··· Source text

Defendants have moved to dismiss this action on the pleadings pursuant to Fed.R.Civ.P. R. 12(c). The standard for granting a Rule 12(c) motion for judgment on the pleadings is the same as a Rule 12(b)(6) motion for failure to state a claim. See Patel v. Contemporary Classics of Beverly Hills, 259 F.3d 123, 126 (2d Cir. 2001). In deciding such a motion, the district court must accept all of plaintiff's allegations in the complaint as true and draw all inferences in plaintiff's favor. See id., 259 F.3d at 126. Dismissal is proper only when the court is satisfied that the plaintiff cannot state any set of facts that would entitle him to relief. See id.

Neither party contests that New York state law governs this dispute. Ordinarily, a New York court will consider an employment covenant not to compete under the test of reasonableness — whether the covenant unreasonably restricts the employee's ability to earn a living. See IBM v. Martson, 37 F. Supp. 2d 613, 619-620 (S.D.N.Y. 1999; see also Purchasing Assoc. v. Weitz, 13 N.Y.2d 267, 272 (1963) ("a covenant by which an employee simply agrees, as a condition of his employment, not to compete with his employer after they have severed relations is . . . subject to the overriding limitation of reasonableness.").

However, New York recognizes an exception to the reasonableness test in the context of covenants that concern employee benefits. See IBM, 37 F. Supp. 2d at 619. This exception is known as the employee choice doctrine. It provides that where an employee has the choice between not competing — thus retaining her benefits — or competing and losing them, the court will enforce the covenant without regard to its reasonableness. Id. at 620. This is because "[i]t is no unreasonable restriction of the liberty of a man to earn his living if he may be relieved of the restriction by forfeiting a contract right or by adhering to the provisions of his contract." Kristt v. Whelan, 4 A.D.2d 195, 199, 164 N.Y.S.2d 239, 243 (1st Dep't 1957); see also Lucente v. IBM, 310 F.3d 243, 254 (2d Cir. 2002) ("This `employee choice doctrine' assumes that an employee who elects to leave a company makes an informed choice between forfeiting a certain benefit or retaining the benefit by avoiding competitive employment."). Thus, SIMNA's non-compete agreement would fall within the employee choice doctrine. Plaintiff had the choice between competing and non-competing, with knowledge that if he chose to compete, he would lose the value of his deferred compensation plans.

The employee choice doctrine, however, protects covenants not to compete only where the employee voluntarily left his employment. A covenant not to compete is unenforceable against an employee who is involuntarily terminated without cause. Nisselson v. DeWitt Stern Group, Inc., 225 B.R. 51, 55-56, 1998 U.S. Dist. LEXIS 15216, *9 (S.D.N.Y. 1998). "Where the employer terminates the employment relationship without cause, . . . his action necessarily destroys the mutuality of obligation on which the covenant rests as well as the employer's ability to impose a forfeiture." Post v. Merrill Lynch, Pierce, Fenner Smith, Inc., 48 N.Y.2d 84, 89, 421 N.Y.S.2d 847, 849 (1979); see also SIFCO Indus., Inc. v. Advanced Plating Technologies, Inc., 867 F. Supp. 155, 158-159 (S.D.N.Y. 1994) (holding that as a matter of New York law, covenants not to compete are unenforceable where the employer did not show continued willingness to employ the employee).

······

*Tasks to carry out:*
1. Check each statement against the passage on covenants not to compete. Mark each yes or no, and quote the words from the passage that decide it.
(a) A Rule 12(c) motion is judged by the same standard as a Rule 12(b)(6) motion.
(b) Under the employee choice doctrine, a court enforces a covenant only if the covenant is reasonable.
(c) A covenant not to compete can be enforced against an employee who is involuntarily terminated without cause.
2. According to the passage on covenants not to compete, what would the plaintiff lose if he chose to compete?
3. Carry on the passage on covenants not to compete from its last sentence, in the same style.

··· Rows

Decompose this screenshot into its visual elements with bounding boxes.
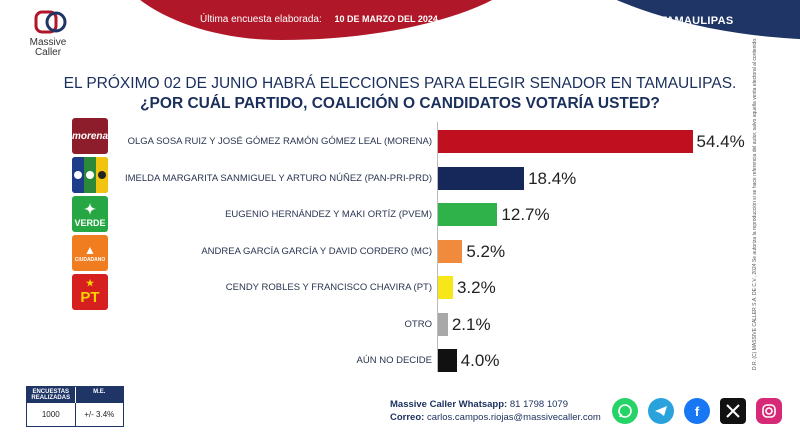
pt-logo-text: PT [80,289,100,306]
chart-axis [437,122,438,372]
question: ¿POR CUÁL PARTIDO, COALICIÓN O CANDIDATO… [140,95,660,112]
whatsapp-number[interactable]: 81 1798 1079 [509,399,568,410]
bar [438,203,498,226]
star-icon: ★ [85,278,95,288]
instagram-icon[interactable] [756,398,782,424]
state-name: TAMAULIPAS [660,15,734,27]
bar [438,349,457,372]
category-label: CENDY ROBLES Y FRANCISCO CHAVIRA (PT) [225,282,432,293]
facebook-icon[interactable]: f [684,398,710,424]
bar-value-label: 54.4% [696,132,745,151]
telegram-icon[interactable] [648,398,674,424]
bar [438,166,525,190]
social-links: f [612,398,782,424]
bar [438,276,453,299]
survey-date-value: 10 DE MARZO DEL 2024 [334,14,438,24]
bar-value-label: 18.4% [528,168,577,188]
mc-logo: ▲ CIUDADANO [72,235,108,271]
morena-logo-text: morena [72,130,108,142]
copyright-note: D.R. (C) MASSIVE CALLER S.A. DE C.V., 20… [752,37,758,371]
bar [438,312,448,336]
bar-value-label: 4.0% [460,351,500,370]
survey-stats-table: ENCUESTAS REALIZADAS M.E. 1000 +/- 3.4% [26,386,124,427]
headline: EL PRÓXIMO 02 DE JUNIO HABRÁ ELECCIONES … [63,75,737,92]
verde-logo: ✦ VERDE [72,196,108,232]
bar-value-label: 3.2% [456,278,496,297]
category-label: OLGA SOSA RUIZ Y JOSÉ GÓMEZ RAMÓN GÓMEZ … [127,136,432,147]
category-label: IMELDA MARGARITA SANMIGUEL Y ARTURO NÚÑE… [124,172,432,184]
verde-logo-text: VERDE [74,217,106,228]
eagle-icon: ▲ [84,243,96,257]
brand-name: Massive Caller [20,38,76,58]
email-address[interactable]: carlos.campos.riojas@massivecaller.com [426,412,601,423]
contact-whatsapp: Massive Caller Whatsapp: 81 1798 1079 [390,398,601,411]
mc-logo-text: CIUDADANO [74,257,106,263]
stats-surveys-value: 1000 [27,403,76,426]
bar-value-label: 5.2% [466,241,506,261]
morena-logo: morena [72,118,108,154]
bar-value-label: 2.1% [451,314,491,334]
pan-pri-prd-logo [72,157,108,193]
category-label: AÚN NO DECIDE [356,355,432,366]
whatsapp-icon[interactable] [612,398,638,424]
stats-header-margin: M.E. [93,389,106,395]
stats-margin-value: +/- 3.4% [84,410,115,419]
bar [438,130,693,153]
coalition-logo-icon [72,157,108,193]
brand-name-line2: Caller [34,47,62,58]
survey-date: Última encuesta elaborada: 10 DE MARZO D… [200,14,438,25]
x-icon[interactable] [720,398,746,424]
email-label: Correo: [390,412,425,423]
contact-info: Massive Caller Whatsapp: 81 1798 1079 Co… [390,398,601,424]
category-label: ANDREA GARCÍA GARCÍA Y DAVID CORDERO (MC… [201,245,432,257]
brand-name-line1: Massive [29,37,67,48]
whatsapp-label: Massive Caller Whatsapp: [390,399,508,410]
contact-email: Correo: carlos.campos.riojas@massivecall… [390,411,601,424]
header-navy-band [505,0,800,40]
category-label: EUGENIO HERNÁNDEZ Y MAKI ORTÍZ (PVEM) [225,209,432,220]
category-label: OTRO [404,318,432,330]
stats-value-row: 1000 +/- 3.4% [27,403,123,426]
header-banner: Última encuesta elaborada: 10 DE MARZO D… [0,0,800,40]
pt-logo: ★ PT [72,274,108,310]
brand-logo: Massive Caller [20,6,90,66]
toucan-icon: ✦ [84,200,96,217]
bar-value-label: 12.7% [501,205,550,224]
stats-header-row: ENCUESTAS REALIZADAS M.E. [27,387,123,403]
bar [438,239,463,263]
brand-mark-icon [34,10,67,34]
survey-date-label: Última encuesta elaborada: [200,14,322,25]
stats-header-surveys: ENCUESTAS REALIZADAS [27,387,76,403]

······

*Written responses:*
1.
(a) Yes: "The standard for granting a Rule 12(c) motion for judgment on the pleadings is the same as a Rule 12(b)(6) motion for failure to state a claim."
(b) No: "the court will enforce the covenant without regard to its reasonableness."
(c) No: "A covenant not to compete is unenforceable against an employee who is involuntarily terminated without cause."

2. He would lose the value of his deferred compensation plans.

3.
Plaintiff argues that SIMNA's covenant not to compete is unenforceable because he was involuntarily terminated through the mechanism of constructive discharge. Constructive discharge of an employee occurs "when an employer, rather than directly discharging an individual, intentionally creates an intolerable work atmosphere that forces an employee to quit involuntarily." Whidbee v. Garzarelli Food Specialties, Inc., 223 F.3d 62, 73 (2d Cir. 2000). An employer who is constructively discharged is involuntarily terminated for the purpose of finding his or her covenant not to compete unenforceable. See IBM v. Martson, 37 F. Supp. 2d 613, 620 (S.D.N.Y. 1999) (recognizing that, under New York law, a termination without cause automatically voids a non-compete clause, and that constructive discharge is for all intents and purposes a termination without cause).

Claims of constructive discharge are weighed by an objective standard. The work atmosphere will be considered intolerable only if conditions "are so difficult or unpleasant that a reasonable person in the employee's shoes would have felt compelled to resign." Whidbee, 223 F.3d at 73 (quoting Chertkova v. Connecticut Gen. Life Ins. Co., 92 F.3d 81 at 89 (2d Cir. 1996)). The Supreme Court recently held that for a plaintiff to prevail on a constructive discharge claim "he must show that the abusive working environment became so intolerable that [his] resignation qualified as a fitting response." Pennsylvania State Police v. Suders, 124 S. Ct. 2342, 2347, 159 L.Ed.2d 204 (2004). The intolerable working conditions may be premised on an "adverse action officially changing [the employee's] employment status or situation, for example, a humiliating demotion, extreme cut in pay, or transfer to a position in which she would face unbearable working conditions." Id., 124 S. Ct. at 2347.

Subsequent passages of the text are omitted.